Starting with the line that includes "What text is on this page?", write out every remaining line of the records below exactly as it appears, leaving out any images.
-- start of Information provided --
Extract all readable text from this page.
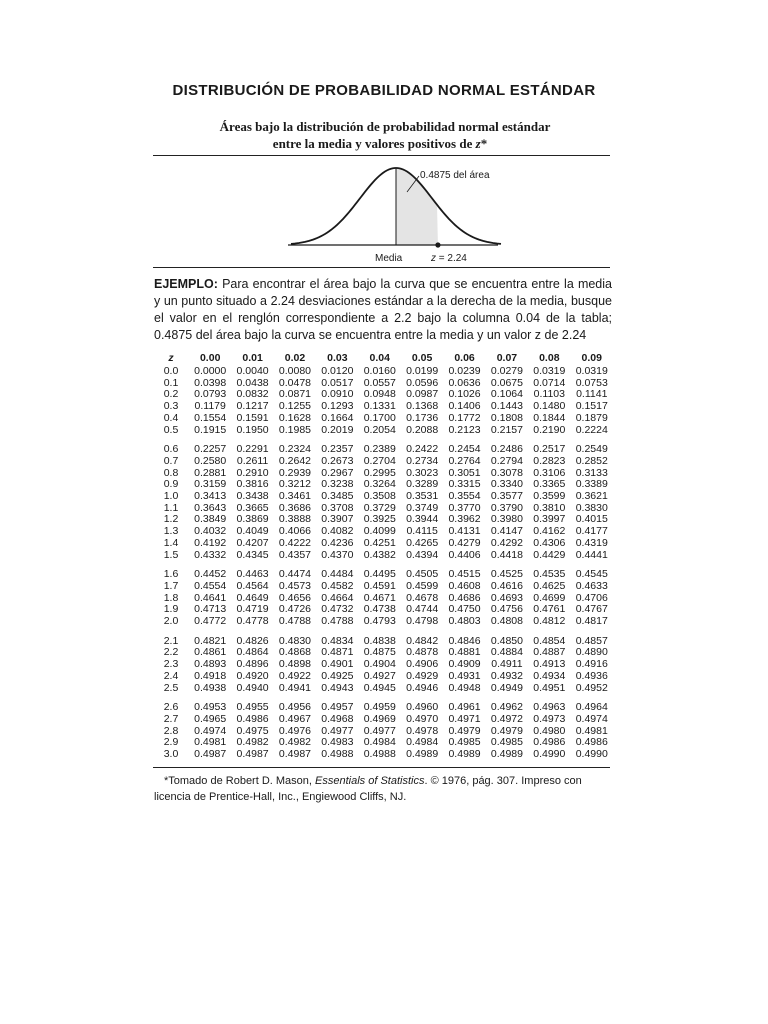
DISTRIBUCIÓN DE PROBABILIDAD NORMAL ESTÁNDAR
Áreas bajo la distribución de probabilidad normal estándar

entre la media y valores positivos de z*
0.4875 del área
Media	z = 2.24
EJEMPLO: Para encontrar el área bajo la curva que se encuentra entre la media y un punto situado a 2.24 desviaciones estándar a la derecha de la media, busque el valor en el renglón correspondiente a 2.2 bajo la columna 0.04 de la tabla; 0.4875 del área bajo la curva se encuentra entre la media y un valor z de 2.24
z	0.00	0.01	0.02	0.03	0.04	0.05	0.06	0.07	0.08	0.09
0.0	0.0000	0.0040	0.0080	0.0120	0.0160	0.0199	0.0239	0.0279	0.0319	0.0319
0.1	0.0398	0.0438	0.0478	0.0517	0.0557	0.0596	0.0636	0.0675	0.0714	0.0753
0.2	0.0793	0.0832	0.0871	0.0910	0.0948	0.0987	0.1026	0.1064	0.1103	0.1141
0.3	0.1179	0.1217	0.1255	0.1293	0.1331	0.1368	0.1406	0.1443	0.1480	0.1517
0.4	0.1554	0.1591	0.1628	0.1664	0.1700	0.1736	0.1772	0.1808	0.1844	0.1879
0.5	0.1915	0.1950	0.1985	0.2019	0.2054	0.2088	0.2123	0.2157	0.2190	0.2224
0.6	0.2257	0.2291	0.2324	0.2357	0.2389	0.2422	0.2454	0.2486	0.2517	0.2549
0.7	0.2580	0.2611	0.2642	0.2673	0.2704	0.2734	0.2764	0.2794	0.2823	0.2852
0.8	0.2881	0.2910	0.2939	0.2967	0.2995	0.3023	0.3051	0.3078	0.3106	0.3133
0.9	0.3159	0.3816	0.3212	0.3238	0.3264	0.3289	0.3315	0.3340	0.3365	0.3389
1.0	0.3413	0.3438	0.3461	0.3485	0.3508	0.3531	0.3554	0.3577	0.3599	0.3621
1.1	0.3643	0.3665	0.3686	0.3708	0.3729	0.3749	0.3770	0.3790	0.3810	0.3830
1.2	0.3849	0.3869	0.3888	0.3907	0.3925	0.3944	0.3962	0.3980	0.3997	0.4015
1.3	0.4032	0.4049	0.4066	0.4082	0.4099	0.4115	0.4131	0.4147	0.4162	0.4177
1.4	0.4192	0.4207	0.4222	0.4236	0.4251	0.4265	0.4279	0.4292	0.4306	0.4319
1.5	0.4332	0.4345	0.4357	0.4370	0.4382	0.4394	0.4406	0.4418	0.4429	0.4441
1.6	0.4452	0.4463	0.4474	0.4484	0.4495	0.4505	0.4515	0.4525	0.4535	0.4545
1.7	0.4554	0.4564	0.4573	0.4582	0.4591	0.4599	0.4608	0.4616	0.4625	0.4633
1.8	0.4641	0.4649	0.4656	0.4664	0.4671	0.4678	0.4686	0.4693	0.4699	0.4706
1.9	0.4713	0.4719	0.4726	0.4732	0.4738	0.4744	0.4750	0.4756	0.4761	0.4767
2.0	0.4772	0.4778	0.4788	0.4788	0.4793	0.4798	0.4803	0.4808	0.4812	0.4817
2.1	0.4821	0.4826	0.4830	0.4834	0.4838	0.4842	0.4846	0.4850	0.4854	0.4857
2.2	0.4861	0.4864	0.4868	0.4871	0.4875	0.4878	0.4881	0.4884	0.4887	0.4890
2.3	0.4893	0.4896	0.4898	0.4901	0.4904	0.4906	0.4909	0.4911	0.4913	0.4916
2.4	0.4918	0.4920	0.4922	0.4925	0.4927	0.4929	0.4931	0.4932	0.4934	0.4936
2.5	0.4938	0.4940	0.4941	0.4943	0.4945	0.4946	0.4948	0.4949	0.4951	0.4952
2.6	0.4953	0.4955	0.4956	0.4957	0.4959	0.4960	0.4961	0.4962	0.4963	0.4964
2.7	0.4965	0.4986	0.4967	0.4968	0.4969	0.4970	0.4971	0.4972	0.4973	0.4974
2.8	0.4974	0.4975	0.4976	0.4977	0.4977	0.4978	0.4979	0.4979	0.4980	0.4981
2.9	0.4981	0.4982	0.4982	0.4983	0.4984	0.4984	0.4985	0.4985	0.4986	0.4986
3.0	0.4987	0.4987	0.4987	0.4988	0.4988	0.4989	0.4989	0.4989	0.4990	0.4990
*Tomado de Robert D. Mason, Essentials of Statistics. © 1976, pág. 307. Impreso con licencia de Prentice-Hall, Inc., Engiewood Cliffs, NJ.
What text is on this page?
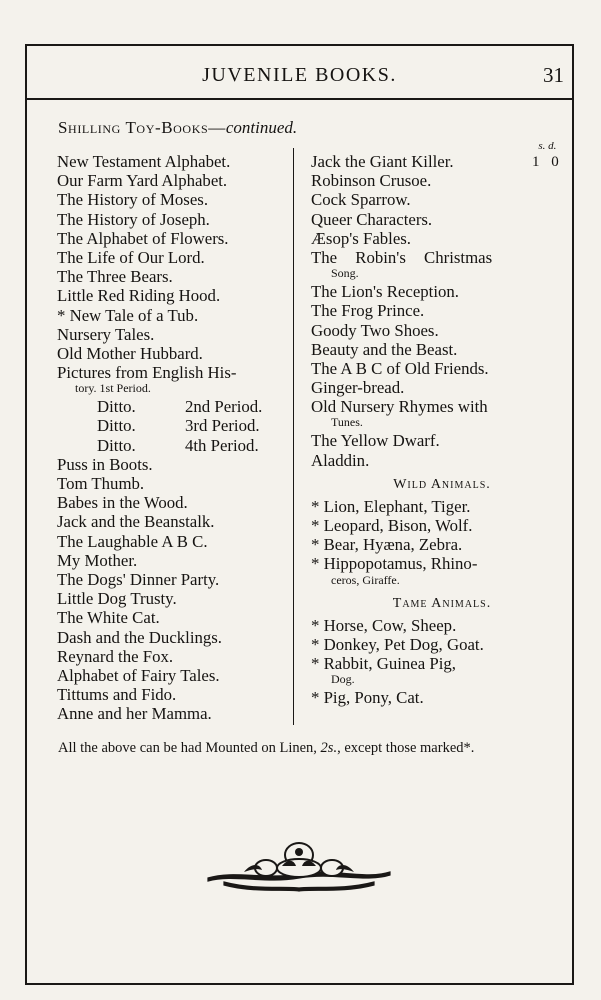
JUVENILE BOOKS.	31
Shilling Toy-Books—continued.
s. d.
1 0
New Testament Alphabet.
Our Farm Yard Alphabet.
The History of Moses.
The History of Joseph.
The Alphabet of Flowers.
The Life of Our Lord.
The Three Bears.
Little Red Riding Hood.
* New Tale of a Tub.
Nursery Tales.
Old Mother Hubbard.
Pictures from English His-
tory. 1st Period.
Ditto.	2nd Period.
Ditto.	3rd Period.
Ditto.	4th Period.
Puss in Boots.
Tom Thumb.
Babes in the Wood.
Jack and the Beanstalk.
The Laughable A B C.
My Mother.
The Dogs' Dinner Party.
Little Dog Trusty.
The White Cat.
Dash and the Ducklings.
Reynard the Fox.
Alphabet of Fairy Tales.
Tittums and Fido.
Anne and her Mamma.
Jack the Giant Killer.
Robinson Crusoe.
Cock Sparrow.
Queer Characters.
Æsop's Fables.
The Robin's Christmas
Song.
The Lion's Reception.
The Frog Prince.
Goody Two Shoes.
Beauty and the Beast.
The A B C of Old Friends.
Ginger-bread.
Old Nursery Rhymes with
Tunes.
The Yellow Dwarf.
Aladdin.
Wild Animals.
* Lion, Elephant, Tiger.
* Leopard, Bison, Wolf.
* Bear, Hyæna, Zebra.
* Hippopotamus, Rhino-
ceros, Giraffe.
Tame Animals.
* Horse, Cow, Sheep.
* Donkey, Pet Dog, Goat.
* Rabbit, Guinea Pig,
Dog.
* Pig, Pony, Cat.
All the above can be had Mounted on Linen, 2s., except those marked*.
-- end of Information provided --
__Response__:
What text is on this page?
JUVENILE BOOKS.	31
Shilling Toy-Books—continued.
s. d.
1 0
New Testament Alphabet.
Our Farm Yard Alphabet.
The History of Moses.
The History of Joseph.
The Alphabet of Flowers.
The Life of Our Lord.
The Three Bears.
Little Red Riding Hood.
* New Tale of a Tub.
Nursery Tales.
Old Mother Hubbard.
Pictures from English His-
tory. 1st Period.
Ditto.	2nd Period.
Ditto.	3rd Period.
Ditto.	4th Period.
Puss in Boots.
Tom Thumb.
Babes in the Wood.
Jack and the Beanstalk.
The Laughable A B C.
My Mother.
The Dogs' Dinner Party.
Little Dog Trusty.
The White Cat.
Dash and the Ducklings.
Reynard the Fox.
Alphabet of Fairy Tales.
Tittums and Fido.
Anne and her Mamma.
Jack the Giant Killer.
Robinson Crusoe.
Cock Sparrow.
Queer Characters.
Æsop's Fables.
The Robin's Christmas
Song.
The Lion's Reception.
The Frog Prince.
Goody Two Shoes.
Beauty and the Beast.
The A B C of Old Friends.
Ginger-bread.
Old Nursery Rhymes with
Tunes.
The Yellow Dwarf.
Aladdin.
Wild Animals.
* Lion, Elephant, Tiger.
* Leopard, Bison, Wolf.
* Bear, Hyæna, Zebra.
* Hippopotamus, Rhino-
ceros, Giraffe.
Tame Animals.
* Horse, Cow, Sheep.
* Donkey, Pet Dog, Goat.
* Rabbit, Guinea Pig,
Dog.
* Pig, Pony, Cat.
All the above can be had Mounted on Linen, 2s., except those marked*.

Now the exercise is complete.